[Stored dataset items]
......
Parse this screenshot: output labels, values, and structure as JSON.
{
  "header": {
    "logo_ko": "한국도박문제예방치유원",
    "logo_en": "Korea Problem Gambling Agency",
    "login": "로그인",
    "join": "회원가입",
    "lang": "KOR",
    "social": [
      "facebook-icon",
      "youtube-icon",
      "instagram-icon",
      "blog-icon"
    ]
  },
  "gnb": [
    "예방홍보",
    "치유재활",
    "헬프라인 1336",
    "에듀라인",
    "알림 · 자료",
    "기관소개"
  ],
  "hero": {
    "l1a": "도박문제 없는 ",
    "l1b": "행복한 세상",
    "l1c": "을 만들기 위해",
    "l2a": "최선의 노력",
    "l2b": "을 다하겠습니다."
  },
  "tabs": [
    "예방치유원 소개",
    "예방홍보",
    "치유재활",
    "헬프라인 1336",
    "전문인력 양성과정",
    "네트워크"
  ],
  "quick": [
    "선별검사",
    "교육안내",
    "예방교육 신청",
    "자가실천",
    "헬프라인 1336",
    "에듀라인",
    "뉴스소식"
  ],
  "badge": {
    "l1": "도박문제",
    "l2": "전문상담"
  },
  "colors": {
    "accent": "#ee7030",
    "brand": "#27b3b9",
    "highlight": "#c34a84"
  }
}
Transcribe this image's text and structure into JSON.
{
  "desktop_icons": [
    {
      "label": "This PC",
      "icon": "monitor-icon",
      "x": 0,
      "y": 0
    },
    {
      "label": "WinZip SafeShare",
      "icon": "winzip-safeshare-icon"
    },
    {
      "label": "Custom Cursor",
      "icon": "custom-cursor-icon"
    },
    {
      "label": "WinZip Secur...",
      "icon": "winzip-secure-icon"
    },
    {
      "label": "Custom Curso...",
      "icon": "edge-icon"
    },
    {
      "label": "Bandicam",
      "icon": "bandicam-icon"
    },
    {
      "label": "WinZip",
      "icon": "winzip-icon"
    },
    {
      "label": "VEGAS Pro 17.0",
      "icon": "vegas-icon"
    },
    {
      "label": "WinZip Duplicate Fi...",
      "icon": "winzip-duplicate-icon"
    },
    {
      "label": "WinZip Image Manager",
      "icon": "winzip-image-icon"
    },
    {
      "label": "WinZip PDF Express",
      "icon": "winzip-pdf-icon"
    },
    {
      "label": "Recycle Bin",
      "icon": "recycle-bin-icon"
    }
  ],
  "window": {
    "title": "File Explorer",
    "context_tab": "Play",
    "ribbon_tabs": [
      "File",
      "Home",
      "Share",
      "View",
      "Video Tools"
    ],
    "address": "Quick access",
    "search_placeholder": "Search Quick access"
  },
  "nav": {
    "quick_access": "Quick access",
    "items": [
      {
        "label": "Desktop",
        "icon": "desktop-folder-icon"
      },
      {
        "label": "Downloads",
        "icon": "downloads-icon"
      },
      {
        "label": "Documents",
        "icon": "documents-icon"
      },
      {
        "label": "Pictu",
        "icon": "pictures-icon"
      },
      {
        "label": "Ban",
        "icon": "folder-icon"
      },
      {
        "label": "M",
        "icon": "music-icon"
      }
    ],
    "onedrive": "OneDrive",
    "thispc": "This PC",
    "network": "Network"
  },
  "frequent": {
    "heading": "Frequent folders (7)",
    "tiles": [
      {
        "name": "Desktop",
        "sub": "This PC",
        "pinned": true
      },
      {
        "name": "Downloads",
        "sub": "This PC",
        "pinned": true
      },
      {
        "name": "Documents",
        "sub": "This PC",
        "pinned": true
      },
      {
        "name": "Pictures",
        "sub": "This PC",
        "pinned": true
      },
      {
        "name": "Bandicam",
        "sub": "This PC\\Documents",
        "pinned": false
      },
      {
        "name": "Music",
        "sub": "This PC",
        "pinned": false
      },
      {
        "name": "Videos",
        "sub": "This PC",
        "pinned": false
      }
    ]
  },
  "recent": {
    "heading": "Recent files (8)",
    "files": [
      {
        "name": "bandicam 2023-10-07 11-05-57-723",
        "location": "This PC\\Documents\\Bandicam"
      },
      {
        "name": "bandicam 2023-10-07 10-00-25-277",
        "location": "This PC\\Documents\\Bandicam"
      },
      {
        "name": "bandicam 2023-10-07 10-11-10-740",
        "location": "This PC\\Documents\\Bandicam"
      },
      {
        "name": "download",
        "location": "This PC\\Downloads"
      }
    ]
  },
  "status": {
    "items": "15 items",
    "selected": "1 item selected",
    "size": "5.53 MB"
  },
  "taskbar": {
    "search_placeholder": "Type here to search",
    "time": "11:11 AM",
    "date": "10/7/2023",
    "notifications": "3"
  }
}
......
__Stated exercise__. Select every line of the records holding the string "heading".

__Task output__.
    "heading": "Frequent folders (7)",
    "heading": "Recent files (8)",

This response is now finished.